Collected data entries:
--

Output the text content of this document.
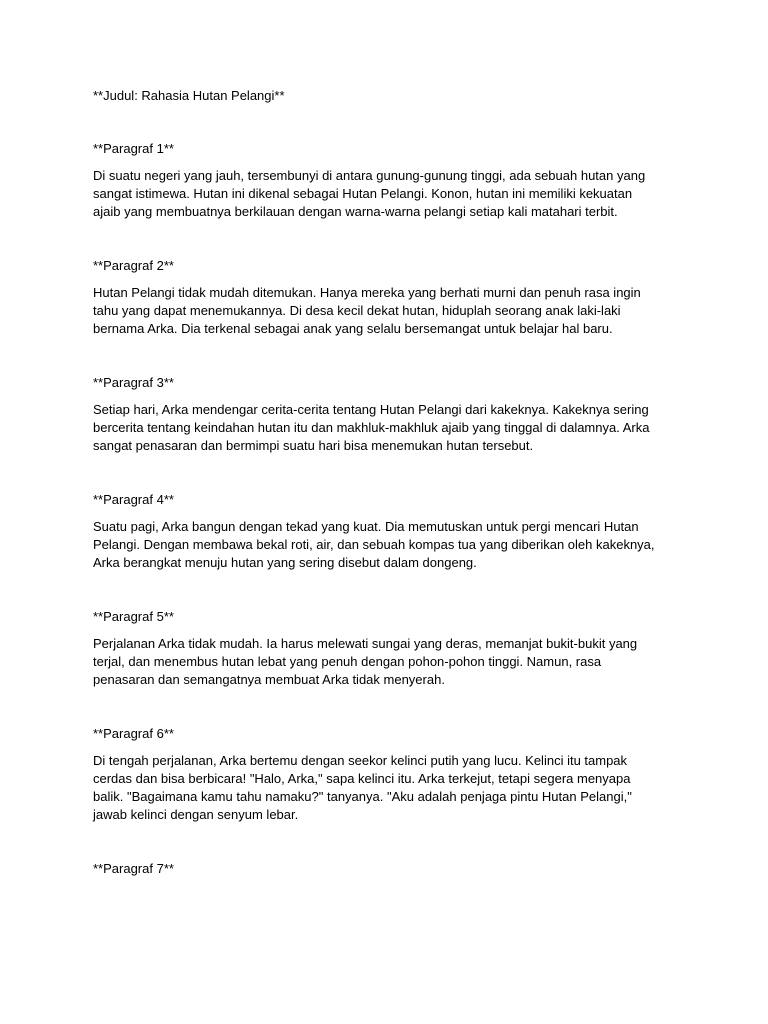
**Judul: Rahasia Hutan Pelangi**

**Paragraf 1**

Di suatu negeri yang jauh, tersembunyi di antara gunung-gunung tinggi, ada sebuah hutan yang

sangat istimewa. Hutan ini dikenal sebagai Hutan Pelangi. Konon, hutan ini memiliki kekuatan

ajaib yang membuatnya berkilauan dengan warna-warna pelangi setiap kali matahari terbit.

**Paragraf 2**

Hutan Pelangi tidak mudah ditemukan. Hanya mereka yang berhati murni dan penuh rasa ingin

tahu yang dapat menemukannya. Di desa kecil dekat hutan, hiduplah seorang anak laki-laki

bernama Arka. Dia terkenal sebagai anak yang selalu bersemangat untuk belajar hal baru.

**Paragraf 3**

Setiap hari, Arka mendengar cerita-cerita tentang Hutan Pelangi dari kakeknya. Kakeknya sering

bercerita tentang keindahan hutan itu dan makhluk-makhluk ajaib yang tinggal di dalamnya. Arka

sangat penasaran dan bermimpi suatu hari bisa menemukan hutan tersebut.

**Paragraf 4**

Suatu pagi, Arka bangun dengan tekad yang kuat. Dia memutuskan untuk pergi mencari Hutan

Pelangi. Dengan membawa bekal roti, air, dan sebuah kompas tua yang diberikan oleh kakeknya,

Arka berangkat menuju hutan yang sering disebut dalam dongeng.

**Paragraf 5**

Perjalanan Arka tidak mudah. Ia harus melewati sungai yang deras, memanjat bukit-bukit yang

terjal, dan menembus hutan lebat yang penuh dengan pohon-pohon tinggi. Namun, rasa

penasaran dan semangatnya membuat Arka tidak menyerah.

**Paragraf 6**

Di tengah perjalanan, Arka bertemu dengan seekor kelinci putih yang lucu. Kelinci itu tampak

cerdas dan bisa berbicara! "Halo, Arka," sapa kelinci itu. Arka terkejut, tetapi segera menyapa

balik. "Bagaimana kamu tahu namaku?" tanyanya. "Aku adalah penjaga pintu Hutan Pelangi,"

jawab kelinci dengan senyum lebar.

**Paragraf 7**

--

▶ **Directions**: Provide the number of lines containing the string "rasa", with no other output.

▶ **Output**: 2